Reproduce every line of the material below, but drop the pictures.
= = = = = = =
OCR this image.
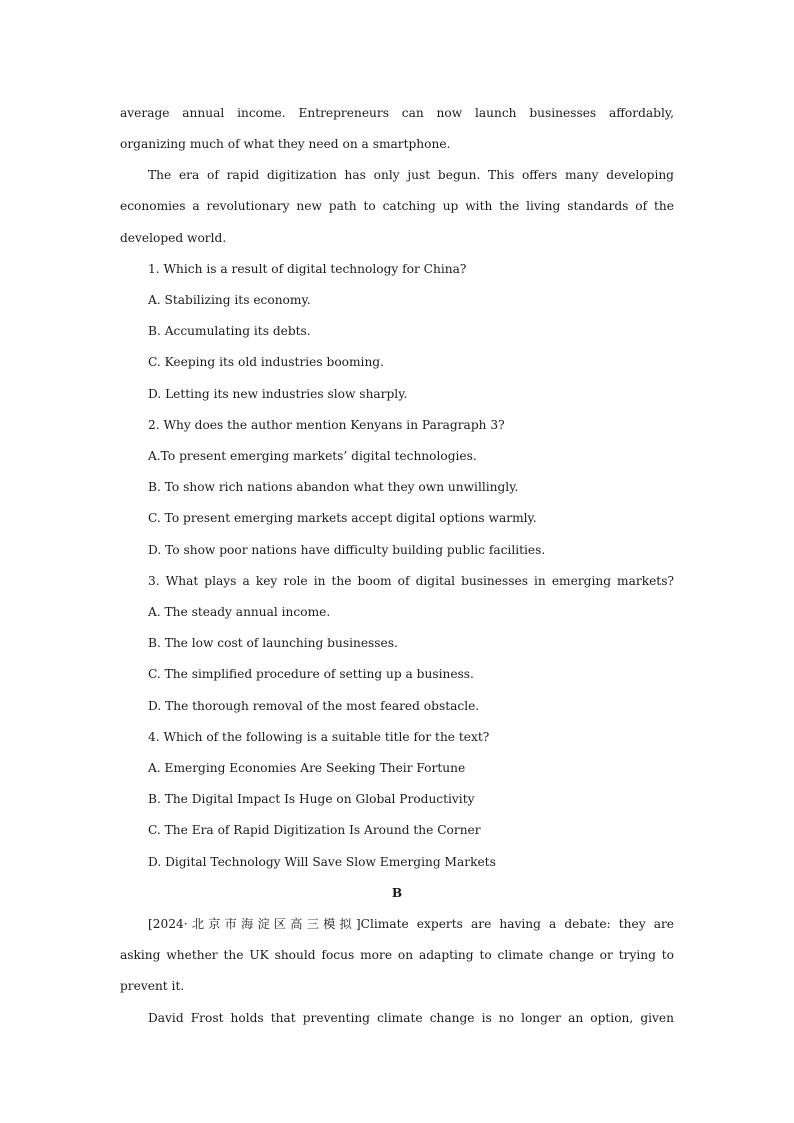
average annual income. Entrepreneurs can now launch businesses affordably,
organizing much of what they need on a smartphone.
The era of rapid digitization has only just begun. This offers many developing
economies a revolutionary new path to catching up with the living standards of the
developed world.
1. Which is a result of digital technology for China?
A. Stabilizing its economy.
B. Accumulating its debts.
C. Keeping its old industries booming.
D. Letting its new industries slow sharply.
2. Why does the author mention Kenyans in Paragraph 3?
A.To present emerging markets’ digital technologies.
B. To show rich nations abandon what they own unwillingly.
C. To present emerging markets accept digital options warmly.
D. To show poor nations have difficulty building public facilities.
3. What plays a key role in the boom of digital businesses in emerging markets?
A. The steady annual income.
B. The low cost of launching businesses.
C. The simplified procedure of setting up a business.
D. The thorough removal of the most feared obstacle.
4. Which of the following is a suitable title for the text?
A. Emerging Economies Are Seeking Their Fortune
B. The Digital Impact Is Huge on Global Productivity
C. The Era of Rapid Digitization Is Around the Corner
D. Digital Technology Will Save Slow Emerging Markets
B
[2024·北京市海淀区高三模拟]Climate experts are having a debate: they are
asking whether the UK should focus more on adapting to climate change or trying to
prevent it.
David Frost holds that preventing climate change is no longer an option, given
= = = = = = =
Exercise solution
OCR this image.
average annual income. Entrepreneurs can now launch businesses affordably,
organizing much of what they need on a smartphone.
The era of rapid digitization has only just begun. This offers many developing
economies a revolutionary new path to catching up with the living standards of the
developed world.
1. Which is a result of digital technology for China?
A. Stabilizing its economy.
B. Accumulating its debts.
C. Keeping its old industries booming.
D. Letting its new industries slow sharply.
2. Why does the author mention Kenyans in Paragraph 3?
A.To present emerging markets’ digital technologies.
B. To show rich nations abandon what they own unwillingly.
C. To present emerging markets accept digital options warmly.
D. To show poor nations have difficulty building public facilities.
3. What plays a key role in the boom of digital businesses in emerging markets?
A. The steady annual income.
B. The low cost of launching businesses.
C. The simplified procedure of setting up a business.
D. The thorough removal of the most feared obstacle.
4. Which of the following is a suitable title for the text?
A. Emerging Economies Are Seeking Their Fortune
B. The Digital Impact Is Huge on Global Productivity
C. The Era of Rapid Digitization Is Around the Corner
D. Digital Technology Will Save Slow Emerging Markets
B
[2024·北京市海淀区高三模拟]Climate experts are having a debate: they are
asking whether the UK should focus more on adapting to climate change or trying to
prevent it.
David Frost holds that preventing climate change is no longer an option, given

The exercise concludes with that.